Goal — Output every line of the material exactly, omitting images.

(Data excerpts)
** start **

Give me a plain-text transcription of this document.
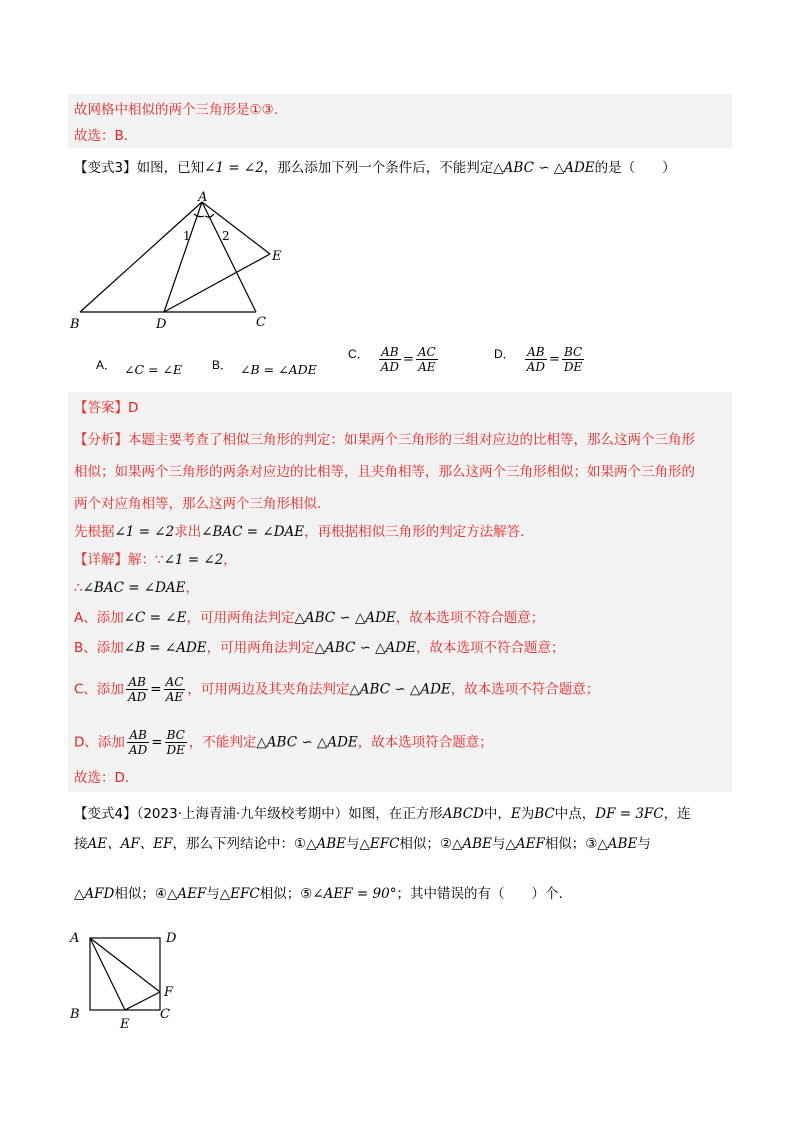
故网格中相似的两个三角形是①③.
故选：B.
【变式3】如图，已知∠1 = ∠2，那么添加下列一个条件后，不能判定△ABC ∽ △ADE的是（　　）
A
B	D	C
E
1	2
A． ∠C = ∠E B． ∠B = ∠ADE
C． $\frac{AB}{AD} = \frac{AC}{AE}$	D． $\frac{AB}{AD} = \frac{BC}{DE}$
【答案】D
【分析】本题主要考查了相似三角形的判定：如果两个三角形的三组对应边的比相等，那么这两个三角形
相似；如果两个三角形的两条对应边的比相等，且夹角相等，那么这两个三角形相似；如果两个三角形的
两个对应角相等，那么这两个三角形相似.
先根据∠1 = ∠2求出∠BAC = ∠DAE，再根据相似三角形的判定方法解答.
【详解】解：∵∠1 = ∠2，
∴∠BAC = ∠DAE，
A、添加∠C = ∠E，可用两角法判定△ABC ∽ △ADE，故本选项不符合题意；
B、添加∠B = ∠ADE，可用两角法判定△ABC ∽ △ADE，故本选项不符合题意；
C、添加 $\frac{AB}{AD} = \frac{AC}{AE}$ ，可用两边及其夹角法判定△ABC ∽ △ADE，故本选项不符合题意；
D、添加 $\frac{AB}{AD} = \frac{BC}{DE}$ ，不能判定△ABC ∽ △ADE，故本选项符合题意；
故选：D.
【变式4】（2023·上海青浦·九年级校考期中）如图，在正方形ABCD中，E为BC中点，DF = 3FC，连
接AE、AF、EF，那么下列结论中：①△ABE与△EFC相似；②△ABE与△AEF相似；③△ABE与
△AFD相似；④△AEF与△EFC相似；⑤∠AEF = 90°；其中错误的有（　　）个.
A	D
B	C
F
E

** end **

Output of the exercise —
Give me a plain-text transcription of this document.
故网格中相似的两个三角形是①③.
故选：B.
【变式3】如图，已知∠1 = ∠2，那么添加下列一个条件后，不能判定△ABC ∽ △ADE的是（　　）
A
B	D	C
E
1	2
A． ∠C = ∠E B． ∠B = ∠ADE
C． $\frac{AB}{AD} = \frac{AC}{AE}$	D． $\frac{AB}{AD} = \frac{BC}{DE}$
【答案】D
【分析】本题主要考查了相似三角形的判定：如果两个三角形的三组对应边的比相等，那么这两个三角形
相似；如果两个三角形的两条对应边的比相等，且夹角相等，那么这两个三角形相似；如果两个三角形的
两个对应角相等，那么这两个三角形相似.
先根据∠1 = ∠2求出∠BAC = ∠DAE，再根据相似三角形的判定方法解答.
【详解】解：∵∠1 = ∠2，
∴∠BAC = ∠DAE，
A、添加∠C = ∠E，可用两角法判定△ABC ∽ △ADE，故本选项不符合题意；
B、添加∠B = ∠ADE，可用两角法判定△ABC ∽ △ADE，故本选项不符合题意；
C、添加 $\frac{AB}{AD} = \frac{AC}{AE}$ ，可用两边及其夹角法判定△ABC ∽ △ADE，故本选项不符合题意；
D、添加 $\frac{AB}{AD} = \frac{BC}{DE}$ ，不能判定△ABC ∽ △ADE，故本选项符合题意；
故选：D.
【变式4】（2023·上海青浦·九年级校考期中）如图，在正方形ABCD中，E为BC中点，DF = 3FC，连
接AE、AF、EF，那么下列结论中：①△ABE与△EFC相似；②△ABE与△AEF相似；③△ABE与
△AFD相似；④△AEF与△EFC相似；⑤∠AEF = 90°；其中错误的有（　　）个.
A	D
B	C
F
E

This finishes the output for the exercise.